#### WRITTEN PROBLEM
In the records below, copy every line from the one containing "540, 582, 546]" through the one containing "281, 182, 298]", including both, with no changes.

#### DATA SECTION
------------------------------------

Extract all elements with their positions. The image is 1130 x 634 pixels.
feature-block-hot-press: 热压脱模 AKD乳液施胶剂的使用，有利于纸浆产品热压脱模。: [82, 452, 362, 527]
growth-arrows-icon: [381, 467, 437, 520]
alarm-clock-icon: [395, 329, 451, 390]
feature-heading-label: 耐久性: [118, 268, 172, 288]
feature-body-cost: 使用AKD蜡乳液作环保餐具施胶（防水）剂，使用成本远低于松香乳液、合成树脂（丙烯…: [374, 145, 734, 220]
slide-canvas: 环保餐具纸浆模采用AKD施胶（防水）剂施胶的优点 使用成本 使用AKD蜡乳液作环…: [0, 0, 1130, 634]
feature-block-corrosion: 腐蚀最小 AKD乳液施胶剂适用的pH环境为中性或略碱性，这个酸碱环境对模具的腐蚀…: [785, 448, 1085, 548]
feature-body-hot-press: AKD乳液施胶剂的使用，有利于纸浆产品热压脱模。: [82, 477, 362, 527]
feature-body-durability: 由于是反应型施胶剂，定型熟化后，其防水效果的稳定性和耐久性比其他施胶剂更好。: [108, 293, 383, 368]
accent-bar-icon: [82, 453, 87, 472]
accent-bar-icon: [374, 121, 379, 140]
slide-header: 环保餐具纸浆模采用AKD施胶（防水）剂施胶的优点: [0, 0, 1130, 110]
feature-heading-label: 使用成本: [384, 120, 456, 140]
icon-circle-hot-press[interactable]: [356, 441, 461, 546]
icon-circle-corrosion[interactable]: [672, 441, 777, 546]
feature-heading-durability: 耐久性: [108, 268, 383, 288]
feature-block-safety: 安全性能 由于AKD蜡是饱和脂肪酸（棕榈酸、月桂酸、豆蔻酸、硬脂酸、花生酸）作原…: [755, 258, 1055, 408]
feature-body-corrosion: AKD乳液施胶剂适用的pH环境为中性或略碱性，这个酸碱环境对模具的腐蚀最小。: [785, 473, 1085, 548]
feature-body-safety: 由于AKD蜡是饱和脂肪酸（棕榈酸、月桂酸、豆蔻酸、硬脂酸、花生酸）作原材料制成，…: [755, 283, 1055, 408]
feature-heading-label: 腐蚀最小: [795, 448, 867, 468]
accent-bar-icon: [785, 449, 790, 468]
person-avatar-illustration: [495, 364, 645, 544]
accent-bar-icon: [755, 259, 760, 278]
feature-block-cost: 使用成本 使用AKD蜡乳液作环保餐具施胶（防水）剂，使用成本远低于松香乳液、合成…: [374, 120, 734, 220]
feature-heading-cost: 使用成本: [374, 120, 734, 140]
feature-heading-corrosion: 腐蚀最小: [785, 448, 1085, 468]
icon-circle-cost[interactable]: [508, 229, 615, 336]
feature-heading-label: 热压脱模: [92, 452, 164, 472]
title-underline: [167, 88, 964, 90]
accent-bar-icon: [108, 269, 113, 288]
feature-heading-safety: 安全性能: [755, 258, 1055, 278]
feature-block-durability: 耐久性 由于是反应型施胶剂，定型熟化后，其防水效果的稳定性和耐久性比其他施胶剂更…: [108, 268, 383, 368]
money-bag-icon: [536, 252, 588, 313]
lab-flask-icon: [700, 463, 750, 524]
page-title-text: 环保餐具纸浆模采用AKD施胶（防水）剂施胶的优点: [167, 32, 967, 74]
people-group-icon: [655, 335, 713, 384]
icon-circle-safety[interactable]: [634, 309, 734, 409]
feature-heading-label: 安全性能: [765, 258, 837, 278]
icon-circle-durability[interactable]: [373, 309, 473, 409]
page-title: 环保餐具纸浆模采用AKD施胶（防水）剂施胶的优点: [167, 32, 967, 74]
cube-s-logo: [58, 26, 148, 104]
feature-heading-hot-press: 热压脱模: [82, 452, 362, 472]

------------------------------------

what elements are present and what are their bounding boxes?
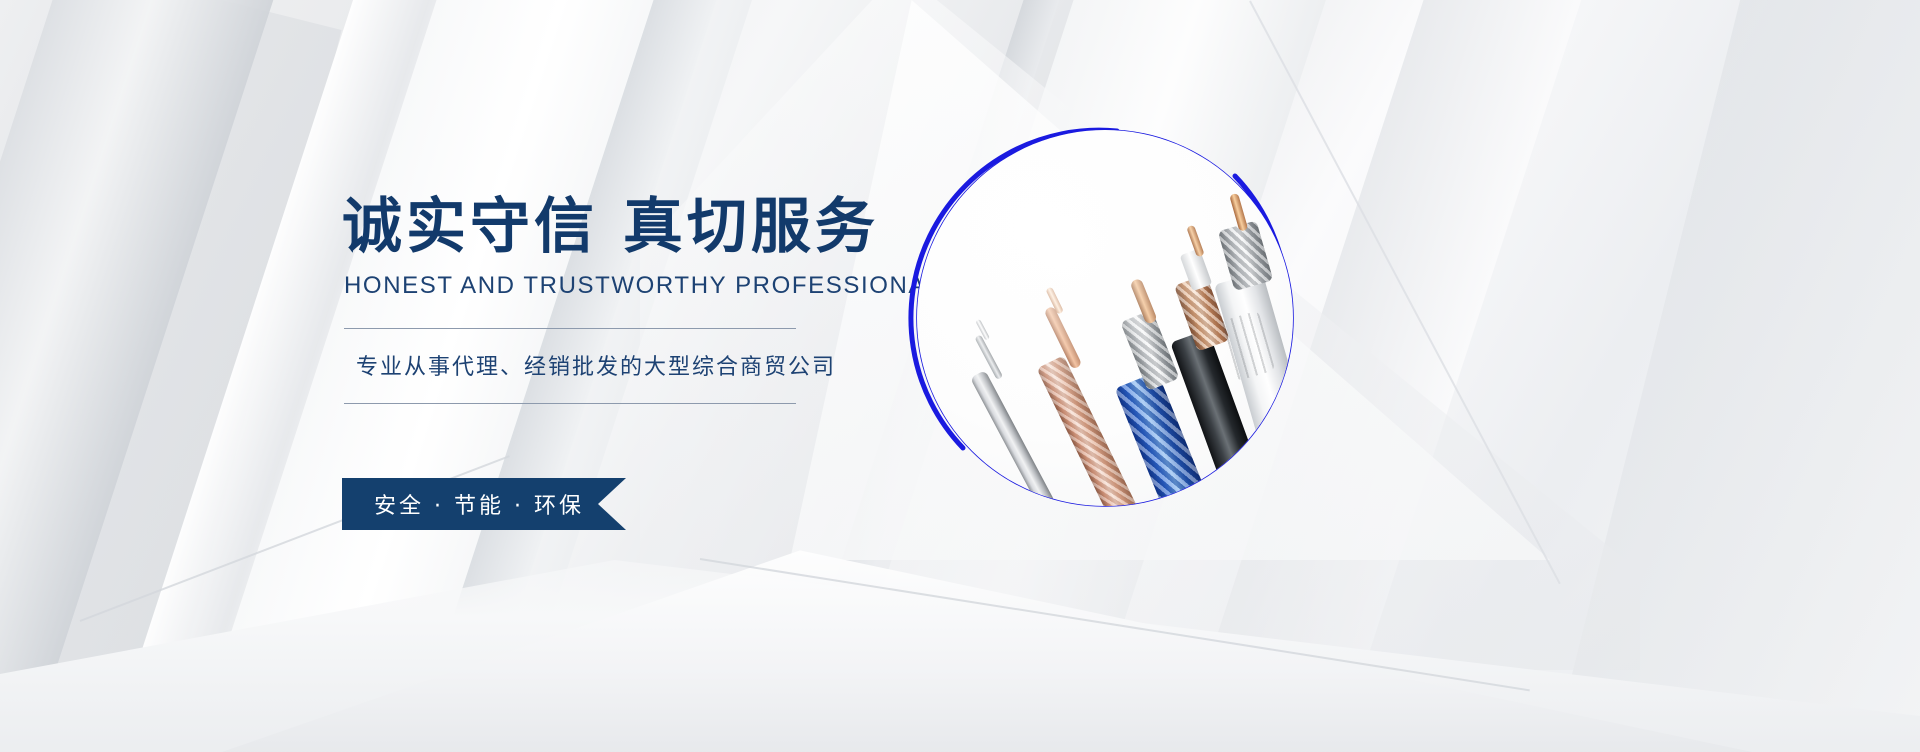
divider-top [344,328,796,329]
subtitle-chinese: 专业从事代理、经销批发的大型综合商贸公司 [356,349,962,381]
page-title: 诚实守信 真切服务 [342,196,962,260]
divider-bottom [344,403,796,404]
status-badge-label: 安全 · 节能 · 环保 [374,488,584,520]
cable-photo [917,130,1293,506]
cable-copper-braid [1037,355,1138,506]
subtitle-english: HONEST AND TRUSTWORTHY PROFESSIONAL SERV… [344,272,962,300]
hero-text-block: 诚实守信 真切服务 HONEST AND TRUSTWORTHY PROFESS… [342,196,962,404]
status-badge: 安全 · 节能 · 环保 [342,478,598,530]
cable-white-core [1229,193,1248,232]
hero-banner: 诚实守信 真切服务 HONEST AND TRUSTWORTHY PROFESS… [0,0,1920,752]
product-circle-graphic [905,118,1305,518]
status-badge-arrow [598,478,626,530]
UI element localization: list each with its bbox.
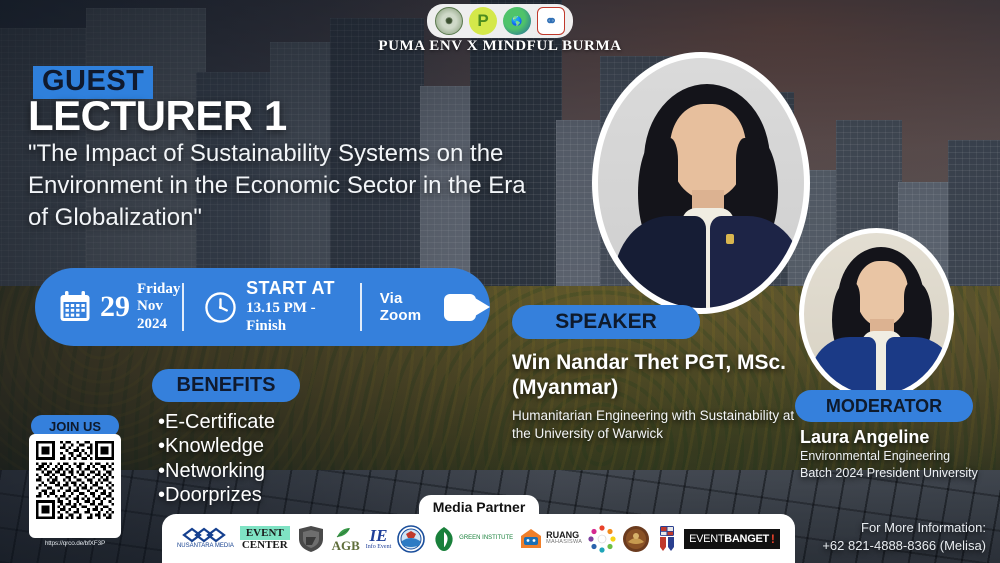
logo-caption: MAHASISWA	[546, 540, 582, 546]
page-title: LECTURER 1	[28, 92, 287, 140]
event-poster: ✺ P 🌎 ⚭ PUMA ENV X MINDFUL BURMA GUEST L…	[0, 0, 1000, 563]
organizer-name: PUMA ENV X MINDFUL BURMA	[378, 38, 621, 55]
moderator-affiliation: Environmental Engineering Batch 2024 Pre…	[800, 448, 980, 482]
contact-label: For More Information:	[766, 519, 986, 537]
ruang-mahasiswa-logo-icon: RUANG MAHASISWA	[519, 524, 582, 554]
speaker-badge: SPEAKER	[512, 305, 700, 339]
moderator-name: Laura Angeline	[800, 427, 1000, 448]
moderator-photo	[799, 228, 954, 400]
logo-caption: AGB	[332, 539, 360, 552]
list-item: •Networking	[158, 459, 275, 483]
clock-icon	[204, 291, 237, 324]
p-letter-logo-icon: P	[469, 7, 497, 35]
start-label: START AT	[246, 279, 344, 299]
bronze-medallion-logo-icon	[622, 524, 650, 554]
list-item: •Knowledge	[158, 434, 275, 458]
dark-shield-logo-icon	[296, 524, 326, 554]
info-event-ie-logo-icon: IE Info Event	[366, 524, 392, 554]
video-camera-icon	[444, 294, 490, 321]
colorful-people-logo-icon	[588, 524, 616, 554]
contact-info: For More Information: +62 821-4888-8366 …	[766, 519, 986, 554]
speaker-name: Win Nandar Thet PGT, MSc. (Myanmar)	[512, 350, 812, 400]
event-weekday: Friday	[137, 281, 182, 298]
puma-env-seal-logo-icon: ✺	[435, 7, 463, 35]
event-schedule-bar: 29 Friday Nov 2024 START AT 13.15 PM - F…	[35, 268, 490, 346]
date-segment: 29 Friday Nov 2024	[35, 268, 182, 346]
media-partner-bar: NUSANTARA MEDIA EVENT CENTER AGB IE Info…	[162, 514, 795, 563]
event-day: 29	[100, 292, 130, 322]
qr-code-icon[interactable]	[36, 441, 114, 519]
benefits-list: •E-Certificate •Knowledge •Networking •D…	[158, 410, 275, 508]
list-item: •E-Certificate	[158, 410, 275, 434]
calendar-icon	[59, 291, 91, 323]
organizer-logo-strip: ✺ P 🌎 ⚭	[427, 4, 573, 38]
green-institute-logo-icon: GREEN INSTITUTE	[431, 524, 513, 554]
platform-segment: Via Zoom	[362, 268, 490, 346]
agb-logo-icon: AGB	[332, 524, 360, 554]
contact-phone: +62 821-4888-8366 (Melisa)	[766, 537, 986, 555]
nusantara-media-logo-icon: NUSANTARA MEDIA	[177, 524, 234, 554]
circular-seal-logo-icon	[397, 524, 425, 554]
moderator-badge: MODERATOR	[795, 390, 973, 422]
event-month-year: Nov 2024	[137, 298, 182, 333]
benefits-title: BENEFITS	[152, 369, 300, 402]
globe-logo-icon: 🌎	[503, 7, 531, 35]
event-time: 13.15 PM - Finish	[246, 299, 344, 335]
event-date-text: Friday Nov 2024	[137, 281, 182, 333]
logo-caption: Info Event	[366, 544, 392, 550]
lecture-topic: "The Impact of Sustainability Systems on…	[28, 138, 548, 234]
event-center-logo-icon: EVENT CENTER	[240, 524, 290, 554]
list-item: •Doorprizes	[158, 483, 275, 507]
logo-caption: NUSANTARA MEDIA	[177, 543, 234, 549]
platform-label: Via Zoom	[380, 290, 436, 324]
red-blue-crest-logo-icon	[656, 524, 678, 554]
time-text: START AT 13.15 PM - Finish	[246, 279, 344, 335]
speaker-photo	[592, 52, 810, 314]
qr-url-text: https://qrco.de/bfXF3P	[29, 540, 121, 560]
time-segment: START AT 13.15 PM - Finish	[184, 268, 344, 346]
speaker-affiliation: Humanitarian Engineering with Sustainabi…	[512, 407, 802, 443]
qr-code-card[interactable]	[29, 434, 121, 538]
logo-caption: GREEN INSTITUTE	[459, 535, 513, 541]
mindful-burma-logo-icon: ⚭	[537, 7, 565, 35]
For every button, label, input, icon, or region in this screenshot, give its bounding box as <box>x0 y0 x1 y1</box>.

------------------------------------

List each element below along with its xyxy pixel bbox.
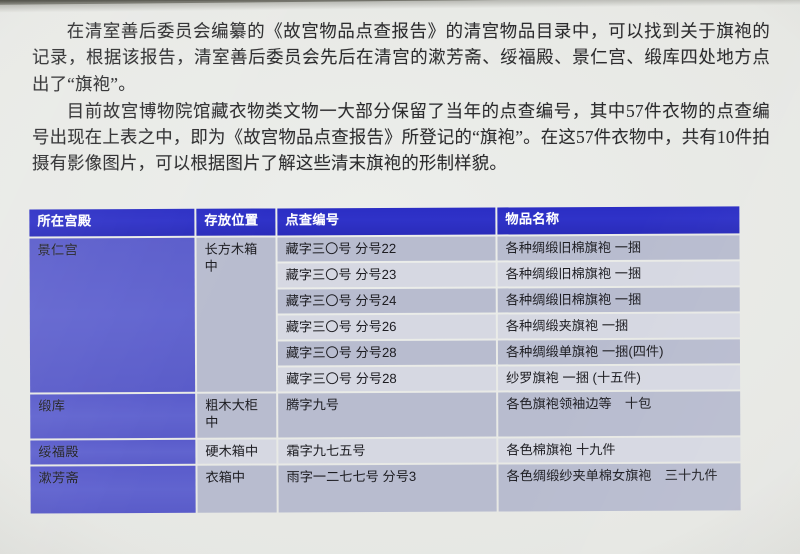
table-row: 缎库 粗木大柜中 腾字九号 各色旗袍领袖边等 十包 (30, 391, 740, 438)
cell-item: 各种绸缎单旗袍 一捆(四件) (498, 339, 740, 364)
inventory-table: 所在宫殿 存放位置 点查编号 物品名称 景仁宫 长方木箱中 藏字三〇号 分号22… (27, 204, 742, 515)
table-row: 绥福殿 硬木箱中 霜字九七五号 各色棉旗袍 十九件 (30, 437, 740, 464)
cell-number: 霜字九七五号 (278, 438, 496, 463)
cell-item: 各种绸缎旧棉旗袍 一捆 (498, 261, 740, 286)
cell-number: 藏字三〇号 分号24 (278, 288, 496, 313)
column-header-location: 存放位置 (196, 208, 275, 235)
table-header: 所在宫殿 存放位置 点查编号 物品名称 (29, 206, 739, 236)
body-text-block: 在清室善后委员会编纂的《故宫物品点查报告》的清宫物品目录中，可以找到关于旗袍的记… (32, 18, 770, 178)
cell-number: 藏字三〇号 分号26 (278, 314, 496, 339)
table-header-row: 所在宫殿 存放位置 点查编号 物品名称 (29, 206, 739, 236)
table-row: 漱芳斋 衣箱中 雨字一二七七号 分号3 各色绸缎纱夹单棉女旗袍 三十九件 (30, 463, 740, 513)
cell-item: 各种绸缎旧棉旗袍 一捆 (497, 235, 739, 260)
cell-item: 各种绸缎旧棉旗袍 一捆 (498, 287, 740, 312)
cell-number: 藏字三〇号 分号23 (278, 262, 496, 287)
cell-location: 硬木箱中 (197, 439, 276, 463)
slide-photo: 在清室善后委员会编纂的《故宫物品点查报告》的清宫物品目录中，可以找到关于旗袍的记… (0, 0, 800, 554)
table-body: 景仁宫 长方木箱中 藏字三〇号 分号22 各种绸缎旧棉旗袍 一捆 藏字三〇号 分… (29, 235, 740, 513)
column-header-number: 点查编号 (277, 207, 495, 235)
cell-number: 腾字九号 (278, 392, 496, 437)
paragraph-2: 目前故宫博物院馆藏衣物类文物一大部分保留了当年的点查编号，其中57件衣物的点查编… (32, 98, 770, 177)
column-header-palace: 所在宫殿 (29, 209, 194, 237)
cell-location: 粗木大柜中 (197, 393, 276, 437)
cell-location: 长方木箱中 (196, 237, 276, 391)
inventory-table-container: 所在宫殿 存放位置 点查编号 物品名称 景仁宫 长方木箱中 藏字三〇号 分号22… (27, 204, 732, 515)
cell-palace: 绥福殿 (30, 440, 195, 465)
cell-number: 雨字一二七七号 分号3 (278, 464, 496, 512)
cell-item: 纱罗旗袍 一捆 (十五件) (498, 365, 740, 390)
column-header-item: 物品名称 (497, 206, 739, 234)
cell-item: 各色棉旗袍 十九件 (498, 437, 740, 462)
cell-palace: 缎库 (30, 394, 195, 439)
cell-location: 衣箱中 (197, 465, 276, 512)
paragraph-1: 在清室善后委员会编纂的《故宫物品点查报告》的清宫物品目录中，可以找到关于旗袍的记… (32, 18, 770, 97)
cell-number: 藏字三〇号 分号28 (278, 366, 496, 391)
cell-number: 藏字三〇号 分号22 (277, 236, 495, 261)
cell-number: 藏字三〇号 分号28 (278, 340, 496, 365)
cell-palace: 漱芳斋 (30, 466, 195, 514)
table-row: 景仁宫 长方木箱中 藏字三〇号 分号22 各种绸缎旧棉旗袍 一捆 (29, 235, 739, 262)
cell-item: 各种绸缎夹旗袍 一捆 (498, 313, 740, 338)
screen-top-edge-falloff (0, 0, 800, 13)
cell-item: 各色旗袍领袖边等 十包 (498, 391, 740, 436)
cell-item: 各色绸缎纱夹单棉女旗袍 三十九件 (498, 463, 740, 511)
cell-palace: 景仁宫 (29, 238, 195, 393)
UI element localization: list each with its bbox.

------------------------------------

#### TASK RESPONSE
logo-caption: MAHASISWA	[546, 540, 582, 546]
page-title: LECTURER 1	[28, 92, 287, 140]
event-poster: ✺ P 🌎 ⚭ PUMA ENV X MINDFUL BURMA GUEST L…	[0, 0, 1000, 563]
organizer-name: PUMA ENV X MINDFUL BURMA	[378, 38, 621, 55]
moderator-affiliation: Environmental Engineering Batch 2024 Pre…	[800, 448, 980, 482]
contact-label: For More Information:	[766, 519, 986, 537]
ruang-mahasiswa-logo-icon: RUANG MAHASISWA	[519, 524, 582, 554]
speaker-badge: SPEAKER	[512, 305, 700, 339]
moderator-name: Laura Angeline	[800, 427, 1000, 448]
moderator-photo	[799, 228, 954, 400]
logo-caption: AGB	[332, 539, 360, 552]
list-item: •Networking	[158, 459, 275, 483]
clock-icon	[204, 291, 237, 324]
p-letter-logo-icon: P	[469, 7, 497, 35]
start-label: START AT	[246, 279, 344, 299]
bronze-medallion-logo-icon	[622, 524, 650, 554]
list-item: •Knowledge	[158, 434, 275, 458]
dark-shield-logo-icon	[296, 524, 326, 554]
info-event-ie-logo-icon: IE Info Event	[366, 524, 392, 554]
video-camera-icon	[444, 294, 490, 321]
colorful-people-logo-icon	[588, 524, 616, 554]
contact-info: For More Information: +62 821-4888-8366 …	[766, 519, 986, 554]
speaker-name: Win Nandar Thet PGT, MSc. (Myanmar)	[512, 350, 812, 400]
event-weekday: Friday	[137, 281, 182, 298]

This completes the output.